§ Task to carry out: Would you write out the listing verbatim and skip every picture in it?

§ Extracted data:
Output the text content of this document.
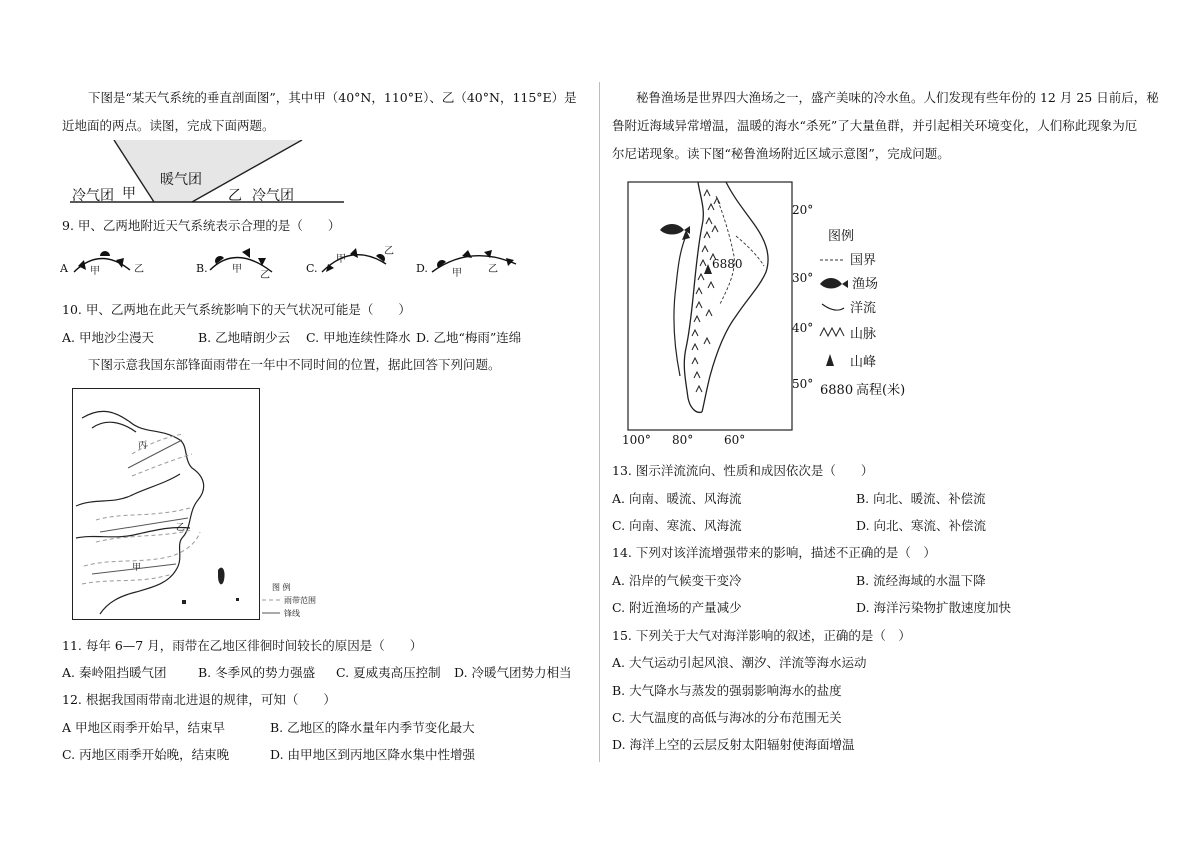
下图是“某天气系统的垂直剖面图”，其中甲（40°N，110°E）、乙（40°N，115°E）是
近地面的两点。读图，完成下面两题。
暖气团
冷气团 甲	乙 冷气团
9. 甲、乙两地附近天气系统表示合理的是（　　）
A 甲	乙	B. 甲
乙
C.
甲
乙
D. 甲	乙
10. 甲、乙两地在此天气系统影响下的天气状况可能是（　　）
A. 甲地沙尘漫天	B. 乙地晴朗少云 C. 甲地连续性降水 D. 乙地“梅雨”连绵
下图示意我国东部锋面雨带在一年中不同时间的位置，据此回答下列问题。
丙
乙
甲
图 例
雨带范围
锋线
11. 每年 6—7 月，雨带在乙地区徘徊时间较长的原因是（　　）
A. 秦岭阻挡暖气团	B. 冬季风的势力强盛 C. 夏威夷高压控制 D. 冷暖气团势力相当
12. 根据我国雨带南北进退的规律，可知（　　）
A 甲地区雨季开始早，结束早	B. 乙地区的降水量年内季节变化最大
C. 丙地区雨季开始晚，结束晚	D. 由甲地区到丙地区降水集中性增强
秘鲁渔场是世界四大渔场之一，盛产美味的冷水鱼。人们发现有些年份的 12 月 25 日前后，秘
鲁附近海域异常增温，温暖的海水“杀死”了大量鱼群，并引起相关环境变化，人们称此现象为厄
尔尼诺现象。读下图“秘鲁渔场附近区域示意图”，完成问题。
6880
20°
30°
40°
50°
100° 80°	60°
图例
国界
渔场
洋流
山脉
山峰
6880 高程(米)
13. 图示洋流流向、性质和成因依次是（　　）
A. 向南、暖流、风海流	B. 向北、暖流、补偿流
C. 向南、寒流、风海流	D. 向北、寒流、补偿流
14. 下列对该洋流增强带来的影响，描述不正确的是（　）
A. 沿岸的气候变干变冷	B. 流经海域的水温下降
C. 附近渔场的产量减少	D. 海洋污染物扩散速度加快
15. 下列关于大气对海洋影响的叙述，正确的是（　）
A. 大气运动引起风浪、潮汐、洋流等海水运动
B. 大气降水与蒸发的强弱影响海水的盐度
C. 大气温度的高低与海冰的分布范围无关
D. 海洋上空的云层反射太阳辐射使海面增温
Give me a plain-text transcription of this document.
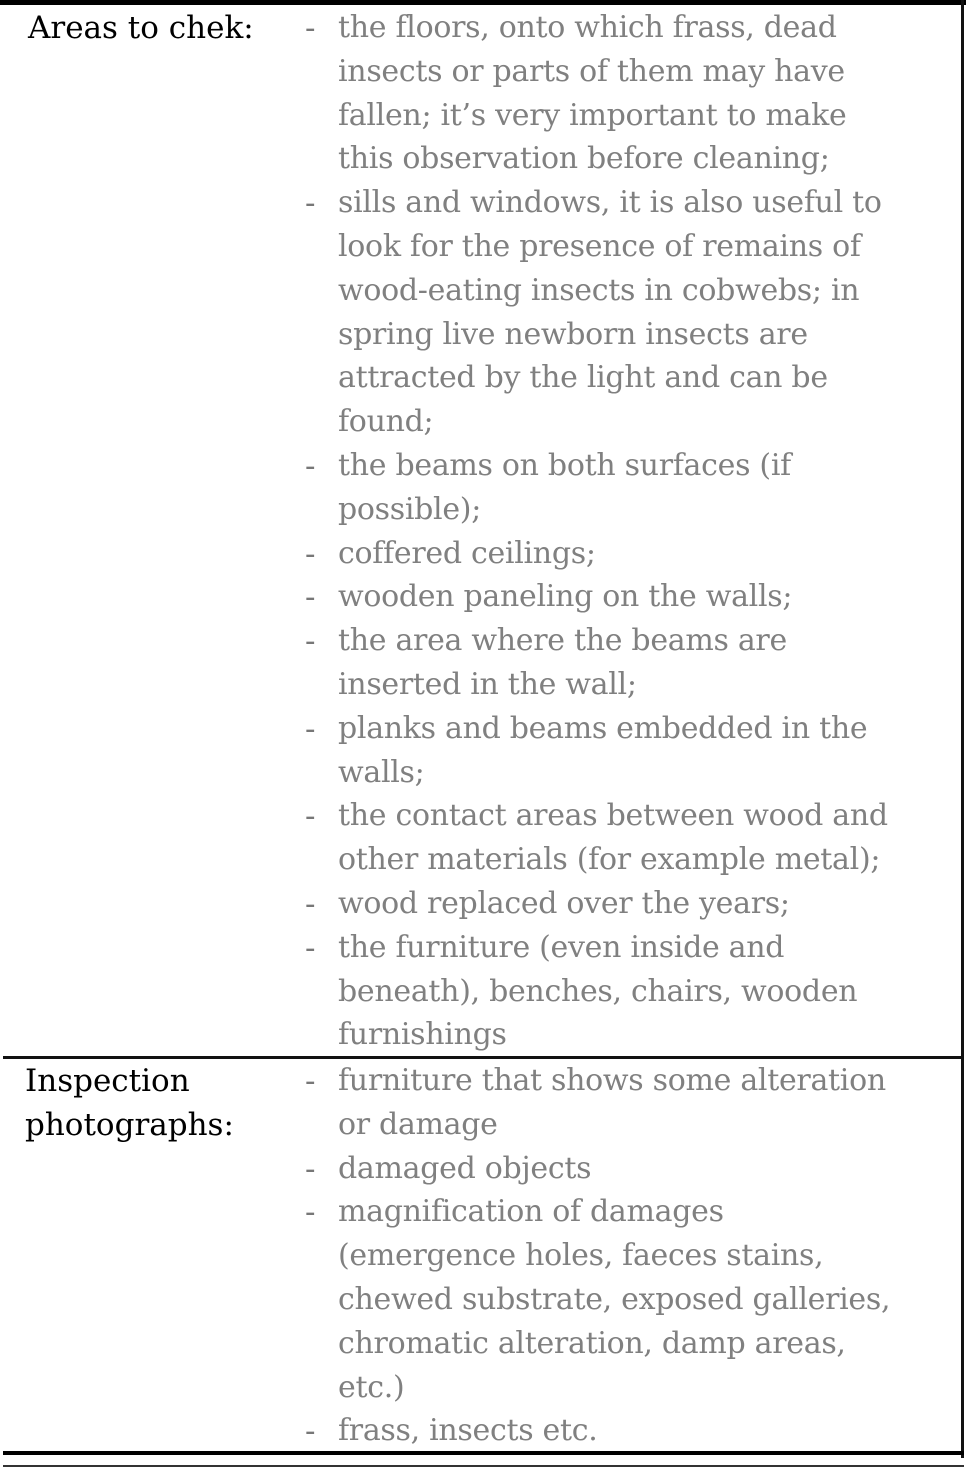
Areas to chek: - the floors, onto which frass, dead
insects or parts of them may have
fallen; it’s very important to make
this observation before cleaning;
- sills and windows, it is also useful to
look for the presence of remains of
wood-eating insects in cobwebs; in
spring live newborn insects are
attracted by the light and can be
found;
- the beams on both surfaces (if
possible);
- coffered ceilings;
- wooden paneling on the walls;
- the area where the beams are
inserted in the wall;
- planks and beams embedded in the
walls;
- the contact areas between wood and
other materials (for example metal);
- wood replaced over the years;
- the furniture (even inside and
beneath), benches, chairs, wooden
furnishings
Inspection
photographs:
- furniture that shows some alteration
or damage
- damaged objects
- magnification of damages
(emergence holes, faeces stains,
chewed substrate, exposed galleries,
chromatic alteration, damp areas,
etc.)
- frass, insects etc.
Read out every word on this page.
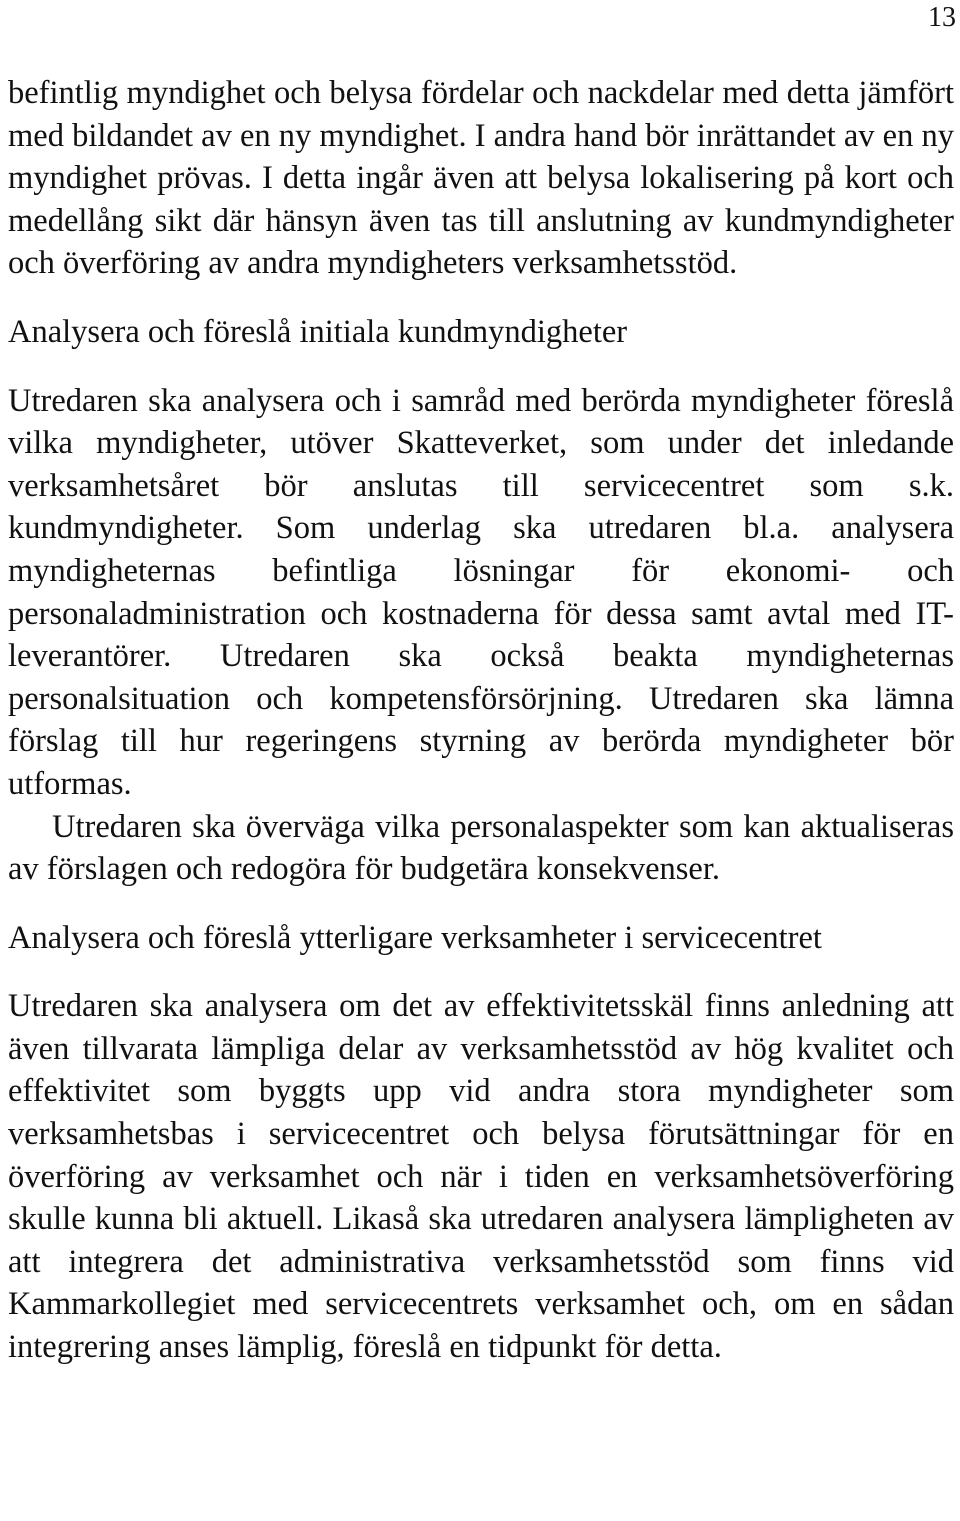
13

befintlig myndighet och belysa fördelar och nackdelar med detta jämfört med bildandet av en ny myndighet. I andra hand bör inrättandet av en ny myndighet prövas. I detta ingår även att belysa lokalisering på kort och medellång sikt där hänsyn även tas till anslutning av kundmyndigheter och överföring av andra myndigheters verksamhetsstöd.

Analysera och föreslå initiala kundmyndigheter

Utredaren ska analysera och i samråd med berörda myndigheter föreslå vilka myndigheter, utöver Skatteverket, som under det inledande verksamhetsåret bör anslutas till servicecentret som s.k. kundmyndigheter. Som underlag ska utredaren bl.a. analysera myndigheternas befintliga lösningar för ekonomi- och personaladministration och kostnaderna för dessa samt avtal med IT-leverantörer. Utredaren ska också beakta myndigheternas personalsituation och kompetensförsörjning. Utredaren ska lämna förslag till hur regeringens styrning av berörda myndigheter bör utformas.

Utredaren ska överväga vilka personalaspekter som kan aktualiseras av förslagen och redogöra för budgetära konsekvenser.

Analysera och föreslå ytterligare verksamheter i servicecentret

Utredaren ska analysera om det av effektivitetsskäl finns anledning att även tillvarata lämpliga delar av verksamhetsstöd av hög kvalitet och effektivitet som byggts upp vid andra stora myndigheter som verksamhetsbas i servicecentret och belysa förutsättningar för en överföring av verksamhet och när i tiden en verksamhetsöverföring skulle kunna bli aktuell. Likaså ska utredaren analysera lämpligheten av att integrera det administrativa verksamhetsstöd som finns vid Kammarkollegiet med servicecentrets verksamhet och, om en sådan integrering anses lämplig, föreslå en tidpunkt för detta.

§ Result of this task:
Output the text content of this document.
下图是“某天气系统的垂直剖面图”，其中甲（40°N，110°E）、乙（40°N，115°E）是
近地面的两点。读图，完成下面两题。
暖气团
冷气团 甲	乙 冷气团
9. 甲、乙两地附近天气系统表示合理的是（　　）
A 甲	乙	B. 甲
乙
C.
甲
乙
D. 甲	乙
10. 甲、乙两地在此天气系统影响下的天气状况可能是（　　）
A. 甲地沙尘漫天	B. 乙地晴朗少云 C. 甲地连续性降水 D. 乙地“梅雨”连绵
下图示意我国东部锋面雨带在一年中不同时间的位置，据此回答下列问题。
丙
乙
甲
图 例
雨带范围
锋线
11. 每年 6—7 月，雨带在乙地区徘徊时间较长的原因是（　　）
A. 秦岭阻挡暖气团	B. 冬季风的势力强盛 C. 夏威夷高压控制 D. 冷暖气团势力相当
12. 根据我国雨带南北进退的规律，可知（　　）
A 甲地区雨季开始早，结束早	B. 乙地区的降水量年内季节变化最大
C. 丙地区雨季开始晚，结束晚	D. 由甲地区到丙地区降水集中性增强
秘鲁渔场是世界四大渔场之一，盛产美味的冷水鱼。人们发现有些年份的 12 月 25 日前后，秘
鲁附近海域异常增温，温暖的海水“杀死”了大量鱼群，并引起相关环境变化，人们称此现象为厄
尔尼诺现象。读下图“秘鲁渔场附近区域示意图”，完成问题。
6880
20°
30°
40°
50°
100° 80°	60°
图例
国界
渔场
洋流
山脉
山峰
6880 高程(米)
13. 图示洋流流向、性质和成因依次是（　　）
A. 向南、暖流、风海流	B. 向北、暖流、补偿流
C. 向南、寒流、风海流	D. 向北、寒流、补偿流
14. 下列对该洋流增强带来的影响，描述不正确的是（　）
A. 沿岸的气候变干变冷	B. 流经海域的水温下降
C. 附近渔场的产量减少	D. 海洋污染物扩散速度加快
15. 下列关于大气对海洋影响的叙述，正确的是（　）
A. 大气运动引起风浪、潮汐、洋流等海水运动
B. 大气降水与蒸发的强弱影响海水的盐度
C. 大气温度的高低与海冰的分布范围无关
D. 海洋上空的云层反射太阳辐射使海面增温
Give me a plain-text transcription of this document.
Areas to chek: - the floors, onto which frass, dead
insects or parts of them may have
fallen; it’s very important to make
this observation before cleaning;
- sills and windows, it is also useful to
look for the presence of remains of
wood-eating insects in cobwebs; in
spring live newborn insects are
attracted by the light and can be
found;
- the beams on both surfaces (if
possible);
- coffered ceilings;
- wooden paneling on the walls;
- the area where the beams are
inserted in the wall;
- planks and beams embedded in the
walls;
- the contact areas between wood and
other materials (for example metal);
- wood replaced over the years;
- the furniture (even inside and
beneath), benches, chairs, wooden
furnishings
Inspection
photographs:
- furniture that shows some alteration
or damage
- damaged objects
- magnification of damages
(emergence holes, faeces stains,
chewed substrate, exposed galleries,
chromatic alteration, damp areas,
etc.)
- frass, insects etc.
Read out every word on this page.
13

befintlig myndighet och belysa fördelar och nackdelar med detta jämfört med bildandet av en ny myndighet. I andra hand bör inrättandet av en ny myndighet prövas. I detta ingår även att belysa lokalisering på kort och medellång sikt där hänsyn även tas till anslutning av kundmyndigheter och överföring av andra myndigheters verksamhetsstöd.

Analysera och föreslå initiala kundmyndigheter

Utredaren ska analysera och i samråd med berörda myndigheter föreslå vilka myndigheter, utöver Skatteverket, som under det inledande verksamhetsåret bör anslutas till servicecentret som s.k. kundmyndigheter. Som underlag ska utredaren bl.a. analysera myndigheternas befintliga lösningar för ekonomi- och personaladministration och kostnaderna för dessa samt avtal med IT-leverantörer. Utredaren ska också beakta myndigheternas personalsituation och kompetensförsörjning. Utredaren ska lämna förslag till hur regeringens styrning av berörda myndigheter bör utformas.

Utredaren ska överväga vilka personalaspekter som kan aktualiseras av förslagen och redogöra för budgetära konsekvenser.

Analysera och föreslå ytterligare verksamheter i servicecentret

Utredaren ska analysera om det av effektivitetsskäl finns anledning att även tillvarata lämpliga delar av verksamhetsstöd av hög kvalitet och effektivitet som byggts upp vid andra stora myndigheter som verksamhetsbas i servicecentret och belysa förutsättningar för en överföring av verksamhet och när i tiden en verksamhetsöverföring skulle kunna bli aktuell. Likaså ska utredaren analysera lämpligheten av att integrera det administrativa verksamhetsstöd som finns vid Kammarkollegiet med servicecentrets verksamhet och, om en sådan integrering anses lämplig, föreslå en tidpunkt för detta.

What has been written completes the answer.